Dokumentabschnitt ▸
Im Innenministerium verwies man auf mehrere höchstgerichtliche Entscheide, die eine Abschiebung vorsahen. Der Fall schien rechtlich eindeutig. Die Familie befand sich seit vier Jahren unrechtmäßig in Österreich. Das Bundesverwaltungsgericht hielt fest, dass die lange Aufenthaltsdauer nicht zuletzt wegen beharrlicher Nichteinhaltung der behördlichen Vorgaben gegeben sei. Die politische Empörung war groß, SPÖ und NEOS fragten, ob Kinderrechte nichts mehr zählten.

Elf Monate in Georgien

Trotz aller Proteste und Diskussionen konnten auch Sitzblockaden nicht verhindern, dass das Mädchen Ende Jänner abgeschoben wurde. Die einen nannten es rechtskonform, die anderen forderten die Rücknahme der Abschiebung. Die Kirche schaltete sich ein, forderte zu Menschlichkeit und Dialog auf.

Der Anwalt der georgischen Familie, Embacher, zeigte sich empört über den damaligen Innenminister Karl Nehammer (ÖVP). Er betonte, dass die Schulmöglichkeiten in dem Dorf, in dem sie nun lebte, schlechter seien als in Wien. Hätten die Behörden das Kindeswohl ausreichend geprüft, hätten sie das feststellen müssen. Zudem könne Tina weder Georgisch lesen noch schreiben.

Am 31. Dezember zurück in Wien

Zum Jahresende kam Tina überraschend nach Österreich zurück. Ihre sechsjährige Schwester und die Mutter blieben in Georgien. Anwalt Embacher war nach Georgien geflogen und begleitete Tina zurück nach Wien. Die Reise habe ihm bestätigt, „dass es ein menschenrechtlicher Skandal ist, Kinder in eine solche Lage zu bringen“, sagte er. Tina sei auf einen 90-Tage-Besuch in Wien, ein Schülervisum werde angestrebt. Rund zwei Monate später heißt es nun, dass das Schülervisum in wenigen Tagen erteilt werde.

Einträge zur Position der Elemente:
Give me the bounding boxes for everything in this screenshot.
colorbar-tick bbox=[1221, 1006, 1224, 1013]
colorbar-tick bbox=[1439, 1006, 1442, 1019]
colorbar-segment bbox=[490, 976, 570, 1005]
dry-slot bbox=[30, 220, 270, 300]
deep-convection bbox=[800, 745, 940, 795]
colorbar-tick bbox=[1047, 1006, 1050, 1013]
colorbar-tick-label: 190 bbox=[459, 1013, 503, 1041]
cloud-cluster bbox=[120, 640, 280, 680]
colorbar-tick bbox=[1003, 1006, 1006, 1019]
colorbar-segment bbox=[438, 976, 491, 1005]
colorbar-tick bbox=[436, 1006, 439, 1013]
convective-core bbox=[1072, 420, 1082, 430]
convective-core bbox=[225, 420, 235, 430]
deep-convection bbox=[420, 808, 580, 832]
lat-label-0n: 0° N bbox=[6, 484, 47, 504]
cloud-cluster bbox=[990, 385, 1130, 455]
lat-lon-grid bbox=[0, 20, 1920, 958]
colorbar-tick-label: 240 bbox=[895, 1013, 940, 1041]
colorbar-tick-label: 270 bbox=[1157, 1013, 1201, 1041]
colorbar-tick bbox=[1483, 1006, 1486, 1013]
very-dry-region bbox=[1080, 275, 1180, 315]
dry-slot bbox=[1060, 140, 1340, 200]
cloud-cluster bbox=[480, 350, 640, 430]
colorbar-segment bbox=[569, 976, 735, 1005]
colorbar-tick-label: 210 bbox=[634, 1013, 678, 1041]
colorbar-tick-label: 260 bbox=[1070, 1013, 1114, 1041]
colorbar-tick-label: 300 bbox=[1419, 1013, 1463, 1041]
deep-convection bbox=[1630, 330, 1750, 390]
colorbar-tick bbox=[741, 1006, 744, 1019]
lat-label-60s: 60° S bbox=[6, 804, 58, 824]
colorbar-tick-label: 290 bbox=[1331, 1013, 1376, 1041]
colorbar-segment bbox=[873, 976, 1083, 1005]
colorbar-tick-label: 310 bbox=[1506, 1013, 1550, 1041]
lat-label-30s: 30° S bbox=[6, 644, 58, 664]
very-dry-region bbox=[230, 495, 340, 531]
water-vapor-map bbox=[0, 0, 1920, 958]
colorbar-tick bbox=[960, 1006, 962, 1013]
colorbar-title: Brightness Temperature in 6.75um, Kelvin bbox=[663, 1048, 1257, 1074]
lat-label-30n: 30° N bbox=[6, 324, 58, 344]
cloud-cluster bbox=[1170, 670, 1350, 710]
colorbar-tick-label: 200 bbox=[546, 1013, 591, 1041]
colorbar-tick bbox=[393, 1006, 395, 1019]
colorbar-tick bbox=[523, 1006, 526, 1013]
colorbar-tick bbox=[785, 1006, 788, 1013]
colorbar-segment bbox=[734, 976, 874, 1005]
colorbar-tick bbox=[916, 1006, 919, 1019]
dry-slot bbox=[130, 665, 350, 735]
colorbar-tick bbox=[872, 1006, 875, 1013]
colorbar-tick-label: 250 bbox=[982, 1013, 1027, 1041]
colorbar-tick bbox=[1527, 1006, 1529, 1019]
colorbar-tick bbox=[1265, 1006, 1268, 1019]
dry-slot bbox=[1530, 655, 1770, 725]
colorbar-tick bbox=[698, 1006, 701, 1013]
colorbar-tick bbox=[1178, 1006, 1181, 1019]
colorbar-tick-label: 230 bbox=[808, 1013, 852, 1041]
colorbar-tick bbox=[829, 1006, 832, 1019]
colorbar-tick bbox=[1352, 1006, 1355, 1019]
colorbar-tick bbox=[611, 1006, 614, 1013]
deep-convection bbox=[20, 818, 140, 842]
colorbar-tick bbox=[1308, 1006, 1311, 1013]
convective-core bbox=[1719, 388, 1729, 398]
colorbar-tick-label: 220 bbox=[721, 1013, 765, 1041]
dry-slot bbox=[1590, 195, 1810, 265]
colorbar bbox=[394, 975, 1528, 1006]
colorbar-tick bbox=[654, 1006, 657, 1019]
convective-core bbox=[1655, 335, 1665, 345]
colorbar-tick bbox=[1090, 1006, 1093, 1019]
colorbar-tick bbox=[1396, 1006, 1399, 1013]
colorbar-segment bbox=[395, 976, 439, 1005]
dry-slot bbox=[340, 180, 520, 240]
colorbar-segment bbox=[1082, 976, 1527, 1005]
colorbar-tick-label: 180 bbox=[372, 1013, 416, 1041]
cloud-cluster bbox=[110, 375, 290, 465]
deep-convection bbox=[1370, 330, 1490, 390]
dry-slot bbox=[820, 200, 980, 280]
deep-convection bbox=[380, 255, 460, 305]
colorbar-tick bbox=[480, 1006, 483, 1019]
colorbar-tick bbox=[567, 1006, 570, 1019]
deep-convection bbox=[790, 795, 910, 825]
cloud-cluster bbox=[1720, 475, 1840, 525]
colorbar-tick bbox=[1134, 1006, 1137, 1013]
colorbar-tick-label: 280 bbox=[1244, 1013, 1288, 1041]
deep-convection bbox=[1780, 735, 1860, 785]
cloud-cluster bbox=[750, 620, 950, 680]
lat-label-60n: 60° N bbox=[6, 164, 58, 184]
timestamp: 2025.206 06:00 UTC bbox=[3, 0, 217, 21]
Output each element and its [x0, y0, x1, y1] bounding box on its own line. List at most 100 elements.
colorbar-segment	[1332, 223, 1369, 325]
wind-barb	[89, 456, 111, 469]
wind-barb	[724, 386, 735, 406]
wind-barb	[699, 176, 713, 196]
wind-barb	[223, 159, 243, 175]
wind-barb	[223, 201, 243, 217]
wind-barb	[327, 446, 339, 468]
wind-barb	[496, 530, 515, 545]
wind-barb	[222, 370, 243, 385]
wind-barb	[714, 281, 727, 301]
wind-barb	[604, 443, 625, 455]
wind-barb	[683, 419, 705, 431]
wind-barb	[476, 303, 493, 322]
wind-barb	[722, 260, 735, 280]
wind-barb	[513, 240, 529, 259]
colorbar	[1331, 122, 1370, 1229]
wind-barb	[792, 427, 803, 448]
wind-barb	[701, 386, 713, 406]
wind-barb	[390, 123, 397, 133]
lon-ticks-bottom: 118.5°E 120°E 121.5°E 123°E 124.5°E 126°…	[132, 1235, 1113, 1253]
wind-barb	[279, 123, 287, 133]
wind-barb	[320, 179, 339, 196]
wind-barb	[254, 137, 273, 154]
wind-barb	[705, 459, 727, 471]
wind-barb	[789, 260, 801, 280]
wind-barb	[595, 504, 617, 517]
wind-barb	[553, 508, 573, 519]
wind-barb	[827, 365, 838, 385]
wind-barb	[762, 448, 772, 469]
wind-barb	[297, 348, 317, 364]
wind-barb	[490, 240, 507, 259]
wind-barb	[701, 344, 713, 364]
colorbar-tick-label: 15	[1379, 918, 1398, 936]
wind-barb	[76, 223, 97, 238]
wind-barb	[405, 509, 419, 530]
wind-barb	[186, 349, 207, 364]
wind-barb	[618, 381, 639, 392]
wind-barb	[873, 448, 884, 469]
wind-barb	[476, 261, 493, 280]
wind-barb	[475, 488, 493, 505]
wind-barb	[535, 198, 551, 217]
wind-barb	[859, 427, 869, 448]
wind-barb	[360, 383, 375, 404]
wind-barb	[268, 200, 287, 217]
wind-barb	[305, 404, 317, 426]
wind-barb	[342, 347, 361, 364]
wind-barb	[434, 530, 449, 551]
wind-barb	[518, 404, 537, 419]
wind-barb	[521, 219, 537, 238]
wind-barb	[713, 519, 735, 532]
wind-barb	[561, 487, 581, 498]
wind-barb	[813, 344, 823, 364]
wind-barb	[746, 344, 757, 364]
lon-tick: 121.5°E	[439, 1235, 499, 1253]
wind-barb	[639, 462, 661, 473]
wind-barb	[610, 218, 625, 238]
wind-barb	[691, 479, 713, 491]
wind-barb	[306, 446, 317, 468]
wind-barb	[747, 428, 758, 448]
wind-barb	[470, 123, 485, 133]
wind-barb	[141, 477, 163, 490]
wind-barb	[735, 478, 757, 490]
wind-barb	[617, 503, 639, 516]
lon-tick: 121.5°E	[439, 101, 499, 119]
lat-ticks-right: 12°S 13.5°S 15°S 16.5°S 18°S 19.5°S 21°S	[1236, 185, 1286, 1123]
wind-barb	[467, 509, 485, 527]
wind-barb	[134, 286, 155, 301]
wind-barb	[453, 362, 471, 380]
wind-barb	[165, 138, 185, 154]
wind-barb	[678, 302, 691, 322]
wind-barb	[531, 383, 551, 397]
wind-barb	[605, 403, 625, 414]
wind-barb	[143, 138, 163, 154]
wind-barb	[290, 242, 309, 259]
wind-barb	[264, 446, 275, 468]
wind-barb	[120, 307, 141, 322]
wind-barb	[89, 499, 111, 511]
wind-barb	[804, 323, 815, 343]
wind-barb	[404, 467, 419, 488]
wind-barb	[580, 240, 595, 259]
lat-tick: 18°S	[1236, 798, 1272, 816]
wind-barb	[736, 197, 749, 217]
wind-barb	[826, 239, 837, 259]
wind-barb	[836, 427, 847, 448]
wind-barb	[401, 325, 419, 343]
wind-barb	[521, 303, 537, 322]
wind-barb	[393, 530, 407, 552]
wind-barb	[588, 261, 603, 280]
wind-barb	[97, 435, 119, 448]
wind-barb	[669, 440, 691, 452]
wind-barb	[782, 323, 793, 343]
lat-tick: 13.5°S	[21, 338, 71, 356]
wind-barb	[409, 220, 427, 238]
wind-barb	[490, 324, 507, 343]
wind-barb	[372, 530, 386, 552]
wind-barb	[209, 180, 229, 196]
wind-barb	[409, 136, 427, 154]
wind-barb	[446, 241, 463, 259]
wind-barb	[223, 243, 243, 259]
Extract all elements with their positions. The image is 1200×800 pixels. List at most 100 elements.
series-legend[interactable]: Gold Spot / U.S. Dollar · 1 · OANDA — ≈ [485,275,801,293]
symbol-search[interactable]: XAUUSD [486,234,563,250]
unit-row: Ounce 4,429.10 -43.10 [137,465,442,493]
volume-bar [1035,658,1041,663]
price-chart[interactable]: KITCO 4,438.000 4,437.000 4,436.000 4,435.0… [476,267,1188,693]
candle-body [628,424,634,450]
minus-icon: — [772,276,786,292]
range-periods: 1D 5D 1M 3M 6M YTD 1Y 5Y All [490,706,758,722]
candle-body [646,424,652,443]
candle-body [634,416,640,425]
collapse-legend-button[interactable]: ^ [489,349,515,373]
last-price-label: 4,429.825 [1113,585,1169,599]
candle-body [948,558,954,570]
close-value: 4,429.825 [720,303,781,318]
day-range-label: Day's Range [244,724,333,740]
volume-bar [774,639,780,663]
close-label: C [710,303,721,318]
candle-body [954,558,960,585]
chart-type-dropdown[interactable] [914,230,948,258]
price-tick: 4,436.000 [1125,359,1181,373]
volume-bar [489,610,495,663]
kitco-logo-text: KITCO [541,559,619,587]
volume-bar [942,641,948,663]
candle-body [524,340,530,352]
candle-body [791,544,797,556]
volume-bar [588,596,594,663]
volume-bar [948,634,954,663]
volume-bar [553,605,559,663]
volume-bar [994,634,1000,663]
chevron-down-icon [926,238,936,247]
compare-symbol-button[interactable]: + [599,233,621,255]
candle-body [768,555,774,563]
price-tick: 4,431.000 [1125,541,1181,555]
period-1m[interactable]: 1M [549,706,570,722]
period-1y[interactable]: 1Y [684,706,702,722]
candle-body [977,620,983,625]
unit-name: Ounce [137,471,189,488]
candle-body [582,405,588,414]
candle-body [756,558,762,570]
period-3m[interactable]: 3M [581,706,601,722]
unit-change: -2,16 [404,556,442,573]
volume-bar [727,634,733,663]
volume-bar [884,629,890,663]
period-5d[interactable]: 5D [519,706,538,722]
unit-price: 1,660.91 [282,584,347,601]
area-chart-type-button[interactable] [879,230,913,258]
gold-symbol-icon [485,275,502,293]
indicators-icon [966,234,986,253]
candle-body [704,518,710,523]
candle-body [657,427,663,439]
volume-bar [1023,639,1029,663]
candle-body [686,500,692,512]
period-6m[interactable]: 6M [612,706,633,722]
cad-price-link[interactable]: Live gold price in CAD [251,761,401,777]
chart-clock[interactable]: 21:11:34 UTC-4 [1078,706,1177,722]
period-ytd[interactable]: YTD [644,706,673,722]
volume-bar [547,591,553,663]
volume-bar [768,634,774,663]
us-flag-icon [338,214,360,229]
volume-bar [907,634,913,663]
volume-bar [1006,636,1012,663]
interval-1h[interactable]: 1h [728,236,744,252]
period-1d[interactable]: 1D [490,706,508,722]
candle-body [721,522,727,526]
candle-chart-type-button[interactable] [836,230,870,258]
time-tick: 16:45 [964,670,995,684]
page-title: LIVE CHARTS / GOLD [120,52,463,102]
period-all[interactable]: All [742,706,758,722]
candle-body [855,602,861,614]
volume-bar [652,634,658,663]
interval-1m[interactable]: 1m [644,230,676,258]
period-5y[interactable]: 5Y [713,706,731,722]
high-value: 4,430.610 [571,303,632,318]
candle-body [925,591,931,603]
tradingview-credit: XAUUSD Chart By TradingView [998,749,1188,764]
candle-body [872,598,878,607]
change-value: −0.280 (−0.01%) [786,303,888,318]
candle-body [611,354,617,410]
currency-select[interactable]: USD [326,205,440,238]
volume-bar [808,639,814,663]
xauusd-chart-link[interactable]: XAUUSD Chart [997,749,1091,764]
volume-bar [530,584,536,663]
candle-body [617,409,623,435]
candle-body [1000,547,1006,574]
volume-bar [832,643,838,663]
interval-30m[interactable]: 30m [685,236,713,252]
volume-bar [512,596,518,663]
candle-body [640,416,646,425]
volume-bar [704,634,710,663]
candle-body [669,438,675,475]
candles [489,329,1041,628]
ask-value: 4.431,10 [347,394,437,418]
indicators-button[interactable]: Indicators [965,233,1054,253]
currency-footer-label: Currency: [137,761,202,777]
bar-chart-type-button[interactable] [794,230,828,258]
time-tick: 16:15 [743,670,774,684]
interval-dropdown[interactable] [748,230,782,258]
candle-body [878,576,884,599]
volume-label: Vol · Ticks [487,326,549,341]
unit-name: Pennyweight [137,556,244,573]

Zu erledigen ▸
Beantworte anhand des Textes über Tinas Abschiebung diese Fragen:
(a) Seit wie vielen Jahren befand sich die Familie unrechtmäßig in Österreich?
(b) Was kann Tina laut ihrem Anwalt auf Georgisch nicht?
(c) Wer blieb in Georgien, als Tina nach Wien zurückkam?

Antwort unten ▸
(a) Seit vier Jahren.
(b) Sie kann Georgisch weder lesen noch schreiben.
(c) Ihre sechsjährige Schwester und die Mutter.